** START OF Task inputs **

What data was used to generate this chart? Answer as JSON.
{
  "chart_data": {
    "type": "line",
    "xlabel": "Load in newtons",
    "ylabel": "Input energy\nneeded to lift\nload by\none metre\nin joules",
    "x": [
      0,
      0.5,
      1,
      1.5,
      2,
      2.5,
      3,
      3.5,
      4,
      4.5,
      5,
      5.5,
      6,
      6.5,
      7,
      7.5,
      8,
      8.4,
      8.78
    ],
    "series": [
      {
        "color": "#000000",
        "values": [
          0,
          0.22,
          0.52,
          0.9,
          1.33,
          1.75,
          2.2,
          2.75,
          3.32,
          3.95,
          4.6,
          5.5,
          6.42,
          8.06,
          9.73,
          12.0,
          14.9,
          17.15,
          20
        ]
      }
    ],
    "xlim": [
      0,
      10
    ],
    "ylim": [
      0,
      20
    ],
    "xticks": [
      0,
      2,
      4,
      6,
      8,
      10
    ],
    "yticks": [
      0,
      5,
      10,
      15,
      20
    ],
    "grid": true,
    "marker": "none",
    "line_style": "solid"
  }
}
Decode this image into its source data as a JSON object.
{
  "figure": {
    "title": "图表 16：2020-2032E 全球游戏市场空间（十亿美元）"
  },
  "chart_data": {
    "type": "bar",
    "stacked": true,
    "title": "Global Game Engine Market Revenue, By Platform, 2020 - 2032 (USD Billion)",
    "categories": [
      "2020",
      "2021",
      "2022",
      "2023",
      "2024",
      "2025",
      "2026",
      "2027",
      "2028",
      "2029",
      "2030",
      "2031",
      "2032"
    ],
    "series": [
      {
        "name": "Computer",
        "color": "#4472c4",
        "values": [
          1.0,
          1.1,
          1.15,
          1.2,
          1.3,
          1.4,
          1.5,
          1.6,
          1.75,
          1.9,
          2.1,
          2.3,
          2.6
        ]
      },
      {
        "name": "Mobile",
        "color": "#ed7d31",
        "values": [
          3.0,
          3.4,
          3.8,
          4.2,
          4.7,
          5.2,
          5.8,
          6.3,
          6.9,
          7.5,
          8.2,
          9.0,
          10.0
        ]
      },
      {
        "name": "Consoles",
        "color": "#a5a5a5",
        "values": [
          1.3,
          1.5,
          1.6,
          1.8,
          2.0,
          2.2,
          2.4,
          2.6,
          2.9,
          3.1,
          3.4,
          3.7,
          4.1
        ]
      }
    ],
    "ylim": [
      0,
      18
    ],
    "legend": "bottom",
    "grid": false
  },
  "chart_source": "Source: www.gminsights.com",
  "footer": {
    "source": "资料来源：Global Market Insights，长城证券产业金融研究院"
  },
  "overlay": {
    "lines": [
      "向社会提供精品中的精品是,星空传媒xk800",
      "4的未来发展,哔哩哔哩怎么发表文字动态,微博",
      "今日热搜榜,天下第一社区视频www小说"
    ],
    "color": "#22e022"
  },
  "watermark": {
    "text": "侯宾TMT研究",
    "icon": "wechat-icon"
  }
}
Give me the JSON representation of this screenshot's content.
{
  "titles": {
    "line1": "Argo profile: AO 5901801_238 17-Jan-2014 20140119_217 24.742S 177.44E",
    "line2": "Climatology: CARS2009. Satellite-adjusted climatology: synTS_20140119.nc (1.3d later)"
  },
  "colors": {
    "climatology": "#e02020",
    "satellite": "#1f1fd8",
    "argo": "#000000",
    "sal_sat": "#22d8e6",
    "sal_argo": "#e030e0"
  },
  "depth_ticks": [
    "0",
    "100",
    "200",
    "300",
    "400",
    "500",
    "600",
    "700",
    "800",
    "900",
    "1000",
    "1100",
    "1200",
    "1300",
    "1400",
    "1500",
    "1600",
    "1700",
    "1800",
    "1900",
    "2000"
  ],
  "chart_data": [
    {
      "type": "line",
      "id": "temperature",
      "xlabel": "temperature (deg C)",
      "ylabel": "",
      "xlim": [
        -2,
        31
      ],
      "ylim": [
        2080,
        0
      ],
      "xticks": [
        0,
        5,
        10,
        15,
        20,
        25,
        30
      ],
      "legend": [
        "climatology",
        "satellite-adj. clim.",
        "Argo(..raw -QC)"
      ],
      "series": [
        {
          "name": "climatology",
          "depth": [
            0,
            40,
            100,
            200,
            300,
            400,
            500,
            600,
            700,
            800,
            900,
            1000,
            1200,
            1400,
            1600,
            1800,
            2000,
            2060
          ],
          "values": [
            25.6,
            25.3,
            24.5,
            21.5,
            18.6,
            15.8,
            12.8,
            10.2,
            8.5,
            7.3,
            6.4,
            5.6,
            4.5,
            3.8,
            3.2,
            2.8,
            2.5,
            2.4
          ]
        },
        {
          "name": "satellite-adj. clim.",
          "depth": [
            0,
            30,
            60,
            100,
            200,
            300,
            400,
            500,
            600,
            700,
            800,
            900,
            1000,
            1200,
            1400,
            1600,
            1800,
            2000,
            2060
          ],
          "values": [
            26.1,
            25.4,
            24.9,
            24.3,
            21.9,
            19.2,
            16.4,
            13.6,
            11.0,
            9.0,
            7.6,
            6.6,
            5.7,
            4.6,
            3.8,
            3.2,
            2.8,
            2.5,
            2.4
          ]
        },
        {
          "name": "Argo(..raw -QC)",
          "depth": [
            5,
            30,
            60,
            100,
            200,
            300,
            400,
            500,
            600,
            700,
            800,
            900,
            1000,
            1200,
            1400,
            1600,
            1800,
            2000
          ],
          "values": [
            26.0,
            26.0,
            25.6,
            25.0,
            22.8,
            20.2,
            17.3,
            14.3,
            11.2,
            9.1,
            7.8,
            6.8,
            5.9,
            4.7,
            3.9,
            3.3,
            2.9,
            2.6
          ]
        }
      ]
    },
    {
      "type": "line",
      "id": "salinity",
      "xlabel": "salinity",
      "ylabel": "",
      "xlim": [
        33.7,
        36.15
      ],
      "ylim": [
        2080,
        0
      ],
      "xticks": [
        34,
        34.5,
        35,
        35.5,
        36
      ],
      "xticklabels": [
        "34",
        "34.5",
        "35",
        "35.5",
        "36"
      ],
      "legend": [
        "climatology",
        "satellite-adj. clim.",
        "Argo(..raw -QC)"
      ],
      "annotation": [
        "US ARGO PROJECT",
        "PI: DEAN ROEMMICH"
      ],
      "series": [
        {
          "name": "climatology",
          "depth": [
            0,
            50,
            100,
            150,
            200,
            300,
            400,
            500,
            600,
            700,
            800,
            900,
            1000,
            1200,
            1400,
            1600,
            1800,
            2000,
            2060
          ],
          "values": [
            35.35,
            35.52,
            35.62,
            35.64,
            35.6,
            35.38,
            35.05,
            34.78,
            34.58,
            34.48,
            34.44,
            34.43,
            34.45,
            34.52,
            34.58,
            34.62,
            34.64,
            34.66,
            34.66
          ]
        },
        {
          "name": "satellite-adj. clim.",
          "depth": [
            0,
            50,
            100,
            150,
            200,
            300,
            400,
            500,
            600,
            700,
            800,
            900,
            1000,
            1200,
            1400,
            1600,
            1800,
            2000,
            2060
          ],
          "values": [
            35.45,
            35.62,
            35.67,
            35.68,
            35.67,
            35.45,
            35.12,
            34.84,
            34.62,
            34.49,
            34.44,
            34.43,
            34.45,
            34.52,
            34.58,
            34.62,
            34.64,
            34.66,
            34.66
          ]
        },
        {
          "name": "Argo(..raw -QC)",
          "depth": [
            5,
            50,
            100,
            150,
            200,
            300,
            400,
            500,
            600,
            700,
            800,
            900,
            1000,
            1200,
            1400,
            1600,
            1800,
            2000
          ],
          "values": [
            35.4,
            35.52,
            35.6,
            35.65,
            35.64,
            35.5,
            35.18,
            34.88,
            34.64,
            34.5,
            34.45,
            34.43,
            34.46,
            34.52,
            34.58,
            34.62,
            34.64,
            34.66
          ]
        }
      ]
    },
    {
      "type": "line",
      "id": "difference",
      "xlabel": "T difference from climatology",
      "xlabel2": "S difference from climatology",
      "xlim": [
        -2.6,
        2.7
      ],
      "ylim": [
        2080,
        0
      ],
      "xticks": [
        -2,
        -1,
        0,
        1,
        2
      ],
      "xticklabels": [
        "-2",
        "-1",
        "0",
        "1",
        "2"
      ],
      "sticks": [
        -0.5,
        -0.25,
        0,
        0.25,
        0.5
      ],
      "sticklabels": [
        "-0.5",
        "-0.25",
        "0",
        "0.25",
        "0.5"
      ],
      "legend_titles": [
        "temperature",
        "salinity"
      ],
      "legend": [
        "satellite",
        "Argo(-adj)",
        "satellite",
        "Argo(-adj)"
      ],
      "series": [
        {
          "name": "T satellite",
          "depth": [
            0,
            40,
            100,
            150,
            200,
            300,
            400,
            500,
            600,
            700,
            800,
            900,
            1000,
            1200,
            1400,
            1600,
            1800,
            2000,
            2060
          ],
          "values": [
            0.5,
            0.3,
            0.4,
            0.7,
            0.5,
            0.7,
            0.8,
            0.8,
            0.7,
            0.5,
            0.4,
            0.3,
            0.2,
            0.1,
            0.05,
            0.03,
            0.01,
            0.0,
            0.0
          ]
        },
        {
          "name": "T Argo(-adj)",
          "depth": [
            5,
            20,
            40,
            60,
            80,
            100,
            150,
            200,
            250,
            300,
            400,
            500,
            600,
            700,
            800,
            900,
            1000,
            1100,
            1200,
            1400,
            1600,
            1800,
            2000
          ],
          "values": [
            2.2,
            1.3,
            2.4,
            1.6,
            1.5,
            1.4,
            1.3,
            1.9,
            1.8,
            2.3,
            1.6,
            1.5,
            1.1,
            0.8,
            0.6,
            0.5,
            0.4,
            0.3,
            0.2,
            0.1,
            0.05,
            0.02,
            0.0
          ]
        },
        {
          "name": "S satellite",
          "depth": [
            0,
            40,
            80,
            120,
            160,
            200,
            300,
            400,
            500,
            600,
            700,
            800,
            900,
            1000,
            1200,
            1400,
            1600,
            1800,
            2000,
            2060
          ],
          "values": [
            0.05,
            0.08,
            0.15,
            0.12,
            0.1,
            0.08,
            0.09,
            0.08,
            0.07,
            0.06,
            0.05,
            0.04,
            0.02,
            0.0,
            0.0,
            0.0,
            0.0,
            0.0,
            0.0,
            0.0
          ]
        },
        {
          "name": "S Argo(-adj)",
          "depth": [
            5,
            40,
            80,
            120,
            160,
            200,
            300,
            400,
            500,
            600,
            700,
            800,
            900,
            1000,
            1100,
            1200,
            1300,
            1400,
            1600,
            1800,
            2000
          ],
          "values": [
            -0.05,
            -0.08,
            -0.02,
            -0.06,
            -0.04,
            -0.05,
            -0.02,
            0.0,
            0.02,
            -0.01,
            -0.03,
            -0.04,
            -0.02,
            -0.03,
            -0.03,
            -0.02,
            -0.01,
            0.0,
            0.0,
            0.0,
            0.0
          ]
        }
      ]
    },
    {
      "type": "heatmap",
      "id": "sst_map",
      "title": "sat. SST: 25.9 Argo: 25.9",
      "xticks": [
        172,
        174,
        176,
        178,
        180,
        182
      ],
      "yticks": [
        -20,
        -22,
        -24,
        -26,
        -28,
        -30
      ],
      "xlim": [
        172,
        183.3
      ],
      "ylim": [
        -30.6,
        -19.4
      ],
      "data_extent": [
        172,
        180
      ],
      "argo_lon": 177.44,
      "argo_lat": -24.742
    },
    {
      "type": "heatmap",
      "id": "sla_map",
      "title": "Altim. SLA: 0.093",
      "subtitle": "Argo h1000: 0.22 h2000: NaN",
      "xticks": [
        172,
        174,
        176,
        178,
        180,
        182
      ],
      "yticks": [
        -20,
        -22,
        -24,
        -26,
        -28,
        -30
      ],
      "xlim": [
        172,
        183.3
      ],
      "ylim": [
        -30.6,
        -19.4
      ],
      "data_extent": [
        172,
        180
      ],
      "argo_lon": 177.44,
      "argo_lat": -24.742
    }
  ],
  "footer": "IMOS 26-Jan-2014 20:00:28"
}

** END OF Task inputs **

Problem details:
State, as a bare number, how many lines of the listing hold the word "Global".

Worked answer:
2